# What to do
Please copy out every record below line for line, leaving out the pictures.

# Records

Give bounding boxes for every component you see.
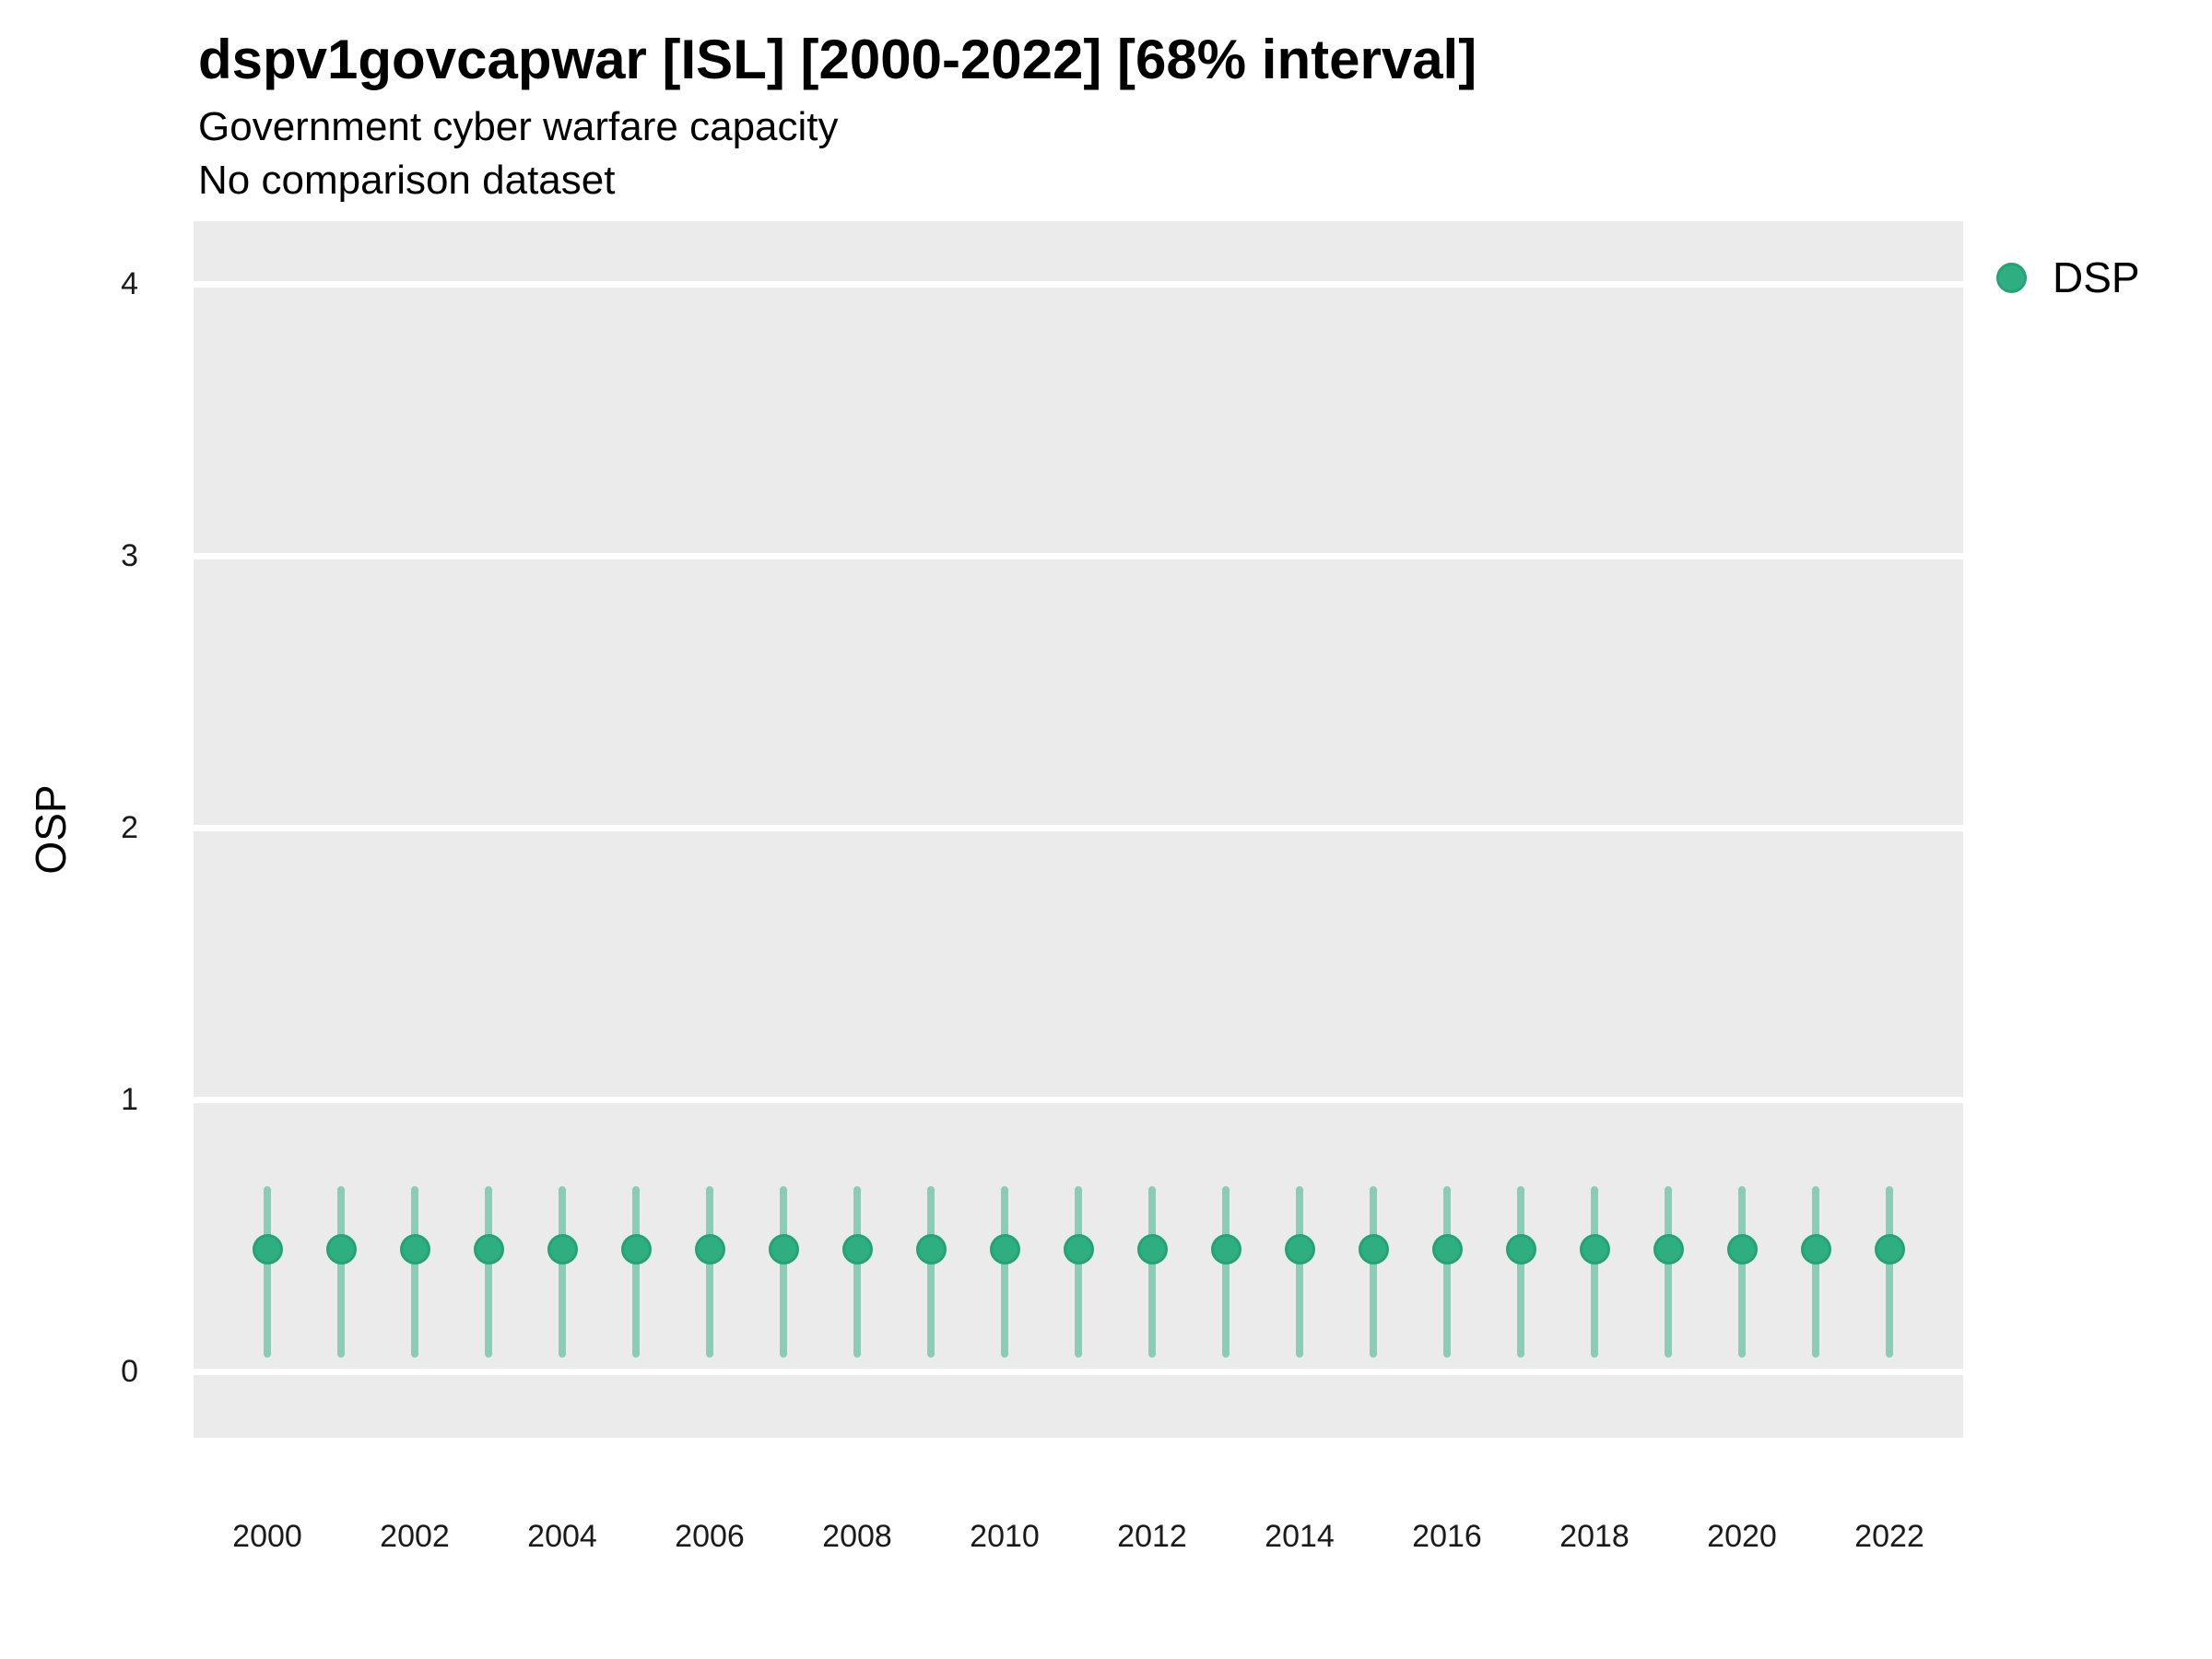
data-point-2008 bbox=[841, 1233, 873, 1265]
interval-bar-2017 bbox=[1517, 1186, 1524, 1359]
interval-bar-2016 bbox=[1443, 1186, 1451, 1359]
data-point-2003 bbox=[473, 1233, 504, 1265]
x-tick-label-2008: 2008 bbox=[822, 1519, 892, 1554]
data-point-2006 bbox=[694, 1233, 725, 1265]
interval-bar-2014 bbox=[1296, 1186, 1303, 1359]
data-point-2019 bbox=[1653, 1233, 1684, 1265]
plot-panel bbox=[194, 221, 1963, 1438]
x-tick-label-2002: 2002 bbox=[380, 1519, 450, 1554]
x-tick-label-2022: 2022 bbox=[1854, 1519, 1924, 1554]
interval-bar-2006 bbox=[706, 1186, 713, 1359]
chart-note: No comparison dataset bbox=[198, 158, 616, 203]
data-point-2005 bbox=[620, 1233, 652, 1265]
data-point-2009 bbox=[915, 1233, 947, 1265]
interval-bar-2000 bbox=[264, 1186, 271, 1359]
gridline-y-3 bbox=[194, 552, 1963, 559]
interval-bar-2003 bbox=[485, 1186, 492, 1359]
data-point-2004 bbox=[547, 1233, 578, 1265]
x-tick-label-2014: 2014 bbox=[1265, 1519, 1335, 1554]
data-point-2021 bbox=[1800, 1233, 1831, 1265]
y-axis-title: OSP bbox=[27, 784, 75, 875]
y-tick-label-3: 3 bbox=[121, 538, 138, 573]
x-tick-label-2010: 2010 bbox=[970, 1519, 1040, 1554]
chart-title: dspv1govcapwar [ISL] [2000-2022] [68% in… bbox=[198, 29, 1477, 90]
data-point-2014 bbox=[1284, 1233, 1315, 1265]
data-point-2015 bbox=[1358, 1233, 1389, 1265]
data-point-2010 bbox=[989, 1233, 1020, 1265]
data-point-2020 bbox=[1726, 1233, 1758, 1265]
interval-bar-2009 bbox=[927, 1186, 935, 1359]
gridline-y-4 bbox=[194, 280, 1963, 288]
interval-bar-2010 bbox=[1001, 1186, 1008, 1359]
data-point-2017 bbox=[1505, 1233, 1536, 1265]
x-tick-label-2018: 2018 bbox=[1559, 1519, 1630, 1554]
interval-bar-2001 bbox=[337, 1186, 345, 1359]
interval-bar-2004 bbox=[559, 1186, 566, 1359]
y-tick-label-1: 1 bbox=[121, 1082, 138, 1117]
x-tick-label-2004: 2004 bbox=[527, 1519, 597, 1554]
legend-point-icon bbox=[1996, 262, 2027, 293]
legend-label: DSP bbox=[2053, 253, 2140, 301]
interval-bar-2015 bbox=[1370, 1186, 1377, 1359]
interval-bar-2011 bbox=[1075, 1186, 1082, 1359]
data-point-2022 bbox=[1874, 1233, 1905, 1265]
interval-bar-2005 bbox=[632, 1186, 640, 1359]
interval-bar-2007 bbox=[780, 1186, 787, 1359]
x-tick-label-2000: 2000 bbox=[232, 1519, 302, 1554]
data-point-2018 bbox=[1579, 1233, 1610, 1265]
interval-bar-2012 bbox=[1148, 1186, 1156, 1359]
interval-bar-2013 bbox=[1222, 1186, 1230, 1359]
interval-bar-2008 bbox=[853, 1186, 861, 1359]
gridline-y-2 bbox=[194, 824, 1963, 831]
data-point-2002 bbox=[399, 1233, 430, 1265]
y-tick-label-0: 0 bbox=[121, 1354, 138, 1389]
data-point-2013 bbox=[1210, 1233, 1241, 1265]
interval-bar-2019 bbox=[1665, 1186, 1672, 1359]
x-tick-label-2006: 2006 bbox=[675, 1519, 745, 1554]
gridline-y-1 bbox=[194, 1096, 1963, 1103]
data-point-2011 bbox=[1063, 1233, 1094, 1265]
data-point-2007 bbox=[768, 1233, 799, 1265]
y-tick-label-4: 4 bbox=[121, 266, 138, 301]
legend: DSP bbox=[1996, 256, 2140, 299]
data-point-2016 bbox=[1431, 1233, 1463, 1265]
interval-bar-2018 bbox=[1591, 1186, 1598, 1359]
x-tick-label-2020: 2020 bbox=[1707, 1519, 1777, 1554]
interval-bar-2021 bbox=[1812, 1186, 1819, 1359]
interval-bar-2020 bbox=[1738, 1186, 1746, 1359]
data-point-2001 bbox=[325, 1233, 357, 1265]
y-tick-label-2: 2 bbox=[121, 810, 138, 845]
chart-subtitle: Government cyber warfare capacity bbox=[198, 104, 839, 149]
x-tick-label-2016: 2016 bbox=[1412, 1519, 1482, 1554]
interval-bar-2002 bbox=[411, 1186, 418, 1359]
data-point-2012 bbox=[1136, 1233, 1168, 1265]
interval-bar-2022 bbox=[1886, 1186, 1893, 1359]
data-point-2000 bbox=[252, 1233, 283, 1265]
gridline-y-0 bbox=[194, 1368, 1963, 1375]
x-tick-label-2012: 2012 bbox=[1117, 1519, 1187, 1554]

# Response
Give bounding boxes for every component you see.
data-point-2008 bbox=[841, 1233, 873, 1265]
interval-bar-2017 bbox=[1517, 1186, 1524, 1359]
interval-bar-2016 bbox=[1443, 1186, 1451, 1359]
data-point-2003 bbox=[473, 1233, 504, 1265]
x-tick-label-2008: 2008 bbox=[822, 1519, 892, 1554]
data-point-2006 bbox=[694, 1233, 725, 1265]
interval-bar-2014 bbox=[1296, 1186, 1303, 1359]
data-point-2019 bbox=[1653, 1233, 1684, 1265]
plot-panel bbox=[194, 221, 1963, 1438]
x-tick-label-2002: 2002 bbox=[380, 1519, 450, 1554]
x-tick-label-2022: 2022 bbox=[1854, 1519, 1924, 1554]
interval-bar-2006 bbox=[706, 1186, 713, 1359]
chart-note: No comparison dataset bbox=[198, 158, 616, 203]
data-point-2005 bbox=[620, 1233, 652, 1265]
data-point-2009 bbox=[915, 1233, 947, 1265]
interval-bar-2000 bbox=[264, 1186, 271, 1359]
gridline-y-3 bbox=[194, 552, 1963, 559]
interval-bar-2003 bbox=[485, 1186, 492, 1359]
data-point-2004 bbox=[547, 1233, 578, 1265]
x-tick-label-2014: 2014 bbox=[1265, 1519, 1335, 1554]
data-point-2021 bbox=[1800, 1233, 1831, 1265]
y-axis-title: OSP bbox=[27, 784, 75, 875]
y-tick-label-3: 3 bbox=[121, 538, 138, 573]
x-tick-label-2010: 2010 bbox=[970, 1519, 1040, 1554]
chart-title: dspv1govcapwar [ISL] [2000-2022] [68% in… bbox=[198, 29, 1477, 90]
data-point-2014 bbox=[1284, 1233, 1315, 1265]
data-point-2015 bbox=[1358, 1233, 1389, 1265]
data-point-2010 bbox=[989, 1233, 1020, 1265]
data-point-2020 bbox=[1726, 1233, 1758, 1265]
interval-bar-2009 bbox=[927, 1186, 935, 1359]
gridline-y-4 bbox=[194, 280, 1963, 288]
interval-bar-2010 bbox=[1001, 1186, 1008, 1359]
data-point-2017 bbox=[1505, 1233, 1536, 1265]
x-tick-label-2018: 2018 bbox=[1559, 1519, 1630, 1554]
interval-bar-2001 bbox=[337, 1186, 345, 1359]
interval-bar-2004 bbox=[559, 1186, 566, 1359]
y-tick-label-1: 1 bbox=[121, 1082, 138, 1117]
x-tick-label-2004: 2004 bbox=[527, 1519, 597, 1554]
legend-point-icon bbox=[1996, 262, 2027, 293]
legend-label: DSP bbox=[2053, 253, 2140, 301]
interval-bar-2015 bbox=[1370, 1186, 1377, 1359]
interval-bar-2011 bbox=[1075, 1186, 1082, 1359]
data-point-2022 bbox=[1874, 1233, 1905, 1265]
interval-bar-2005 bbox=[632, 1186, 640, 1359]
interval-bar-2007 bbox=[780, 1186, 787, 1359]
x-tick-label-2000: 2000 bbox=[232, 1519, 302, 1554]
data-point-2018 bbox=[1579, 1233, 1610, 1265]
interval-bar-2012 bbox=[1148, 1186, 1156, 1359]
interval-bar-2013 bbox=[1222, 1186, 1230, 1359]
interval-bar-2008 bbox=[853, 1186, 861, 1359]
gridline-y-2 bbox=[194, 824, 1963, 831]
data-point-2002 bbox=[399, 1233, 430, 1265]
y-tick-label-0: 0 bbox=[121, 1354, 138, 1389]
data-point-2013 bbox=[1210, 1233, 1241, 1265]
interval-bar-2019 bbox=[1665, 1186, 1672, 1359]
x-tick-label-2006: 2006 bbox=[675, 1519, 745, 1554]
gridline-y-1 bbox=[194, 1096, 1963, 1103]
data-point-2011 bbox=[1063, 1233, 1094, 1265]
data-point-2007 bbox=[768, 1233, 799, 1265]
y-tick-label-4: 4 bbox=[121, 266, 138, 301]
legend: DSP bbox=[1996, 256, 2140, 299]
data-point-2016 bbox=[1431, 1233, 1463, 1265]
interval-bar-2018 bbox=[1591, 1186, 1598, 1359]
x-tick-label-2020: 2020 bbox=[1707, 1519, 1777, 1554]
interval-bar-2021 bbox=[1812, 1186, 1819, 1359]
interval-bar-2020 bbox=[1738, 1186, 1746, 1359]
data-point-2001 bbox=[325, 1233, 357, 1265]
y-tick-label-2: 2 bbox=[121, 810, 138, 845]
chart-subtitle: Government cyber warfare capacity bbox=[198, 104, 839, 149]
x-tick-label-2016: 2016 bbox=[1412, 1519, 1482, 1554]
interval-bar-2002 bbox=[411, 1186, 418, 1359]
data-point-2012 bbox=[1136, 1233, 1168, 1265]
interval-bar-2022 bbox=[1886, 1186, 1893, 1359]
data-point-2000 bbox=[252, 1233, 283, 1265]
gridline-y-0 bbox=[194, 1368, 1963, 1375]
x-tick-label-2012: 2012 bbox=[1117, 1519, 1187, 1554]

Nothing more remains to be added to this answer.